→ **To-do list**
(a) Check each statement against the student-selection puzzle and answer yes or no, quoting the words of the puzzle that decide it. (i) Two students can have the same score in one exam. (ii) In the example, holding exam B first and then exam A leads to Alice and Bob being chosen. (iii) In exam A of the example, Tom is second.
(b) Continue the student-selection puzzle after its last sentence.

→ **Text section**

________________________________________

One class needs to choose $n$ students to join a competition. The teacher hold $n$ exams in order to choose $n$ students. In each exam, there are no two students who have the same score. The teacher will hold one exam and pick the student whose score is the highest in that exam. Then, the teacher will hold another exam and pick the student whose score is the highest in this exam from the remaining students. In this way, the teacher will choose $n$ students. Obviously, the order that the teacher hold the exams will affect the students will be chosen. So, how many students have the chance to be chosen at most?
For example, when $n=2$ and in exam A, Alice is the first, Bob is the second, Tom is the third. In exam B, Alice is the first, Tom is the second, Bob is the third. If the teacher choose exam A at first and then choose exam B, Alice and Tom will be chosen. If the teacher choose exam B at first and then choose exam A, Alice and Bob will be chosen. So Alice, Bob and Tom have the chance to be chosen.

________________________________________

→ **Supplied data**
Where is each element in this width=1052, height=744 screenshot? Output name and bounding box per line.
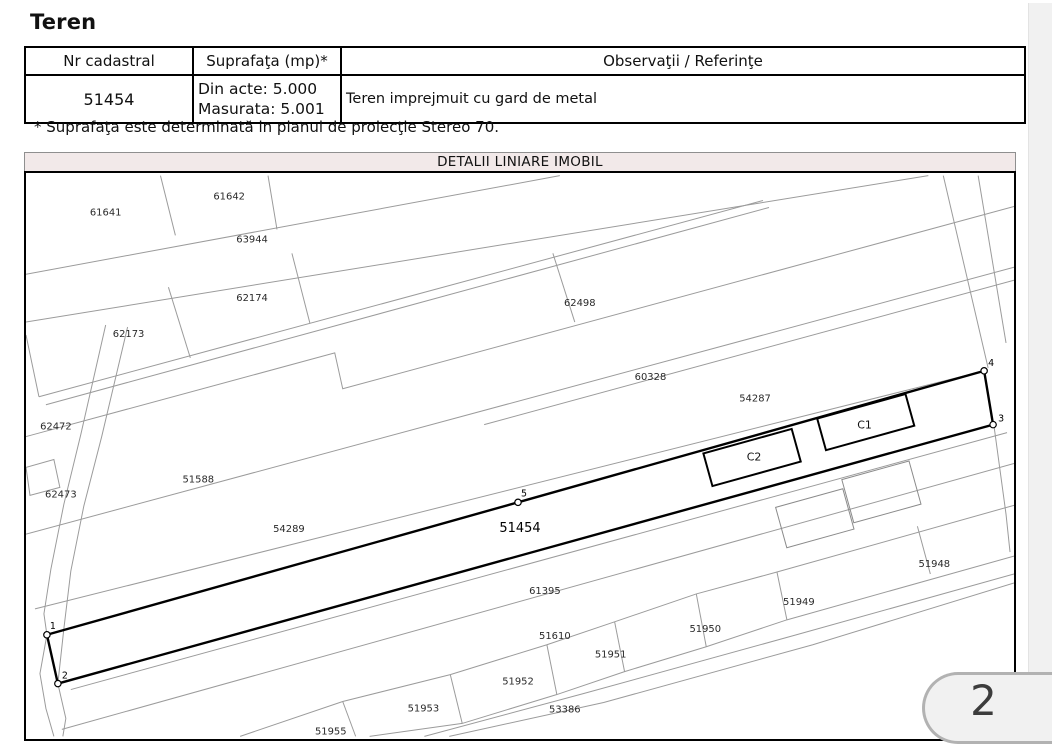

________________________________________

→ **Answers**
(a)
(i) No: "In each exam, there are no two students who have the same score."
(ii) Yes: "If the teacher choose exam B at first and then choose exam A, Alice and Bob will be chosen."
(iii) No: "in exam A, Alice is the first, Bob is the second, Tom is the third."

(b)
Suppose that $f(n)$ students have the chance to be chosen at most. For small $n$ I have $f(1)=1,f(2)=3,f(3)=5,f(4)=8,f(5)=10,f(6)=13$. I don't know how to get the general formula.
We use number $i$ to represent the $i_{th}$ student and we use $[~]$ to represent the exams. The order in $[~]$ means the rank in the exams. Then we have: $$ f(4)=8: [1,2,3,4], [1,2,3,5], [1,2,6,7], [1,2,6,8] $$
$$ f(5)=10: [1,2,3,4,5], [1,2,3,4,6], [1,2,3,7,8], [1,2,3,7,9], [1,2,3,10] $$
$$ f(6)=13: [1,2,3,4,5,6], [1,2,3,4,5,7], [1,2,3,4,8], [1,2,3,9,10,11], [1,2,3,9,10,12], [1,2,3,9,13] $$
In this way we can show that $f(2n) \geqslant 2f(n)+n$ and $f(2n+1) \geqslant f(n)+f(n+1)+n$. I think these two inequalities are actually two equations, but I don't know how to prove it.
Thank you very much!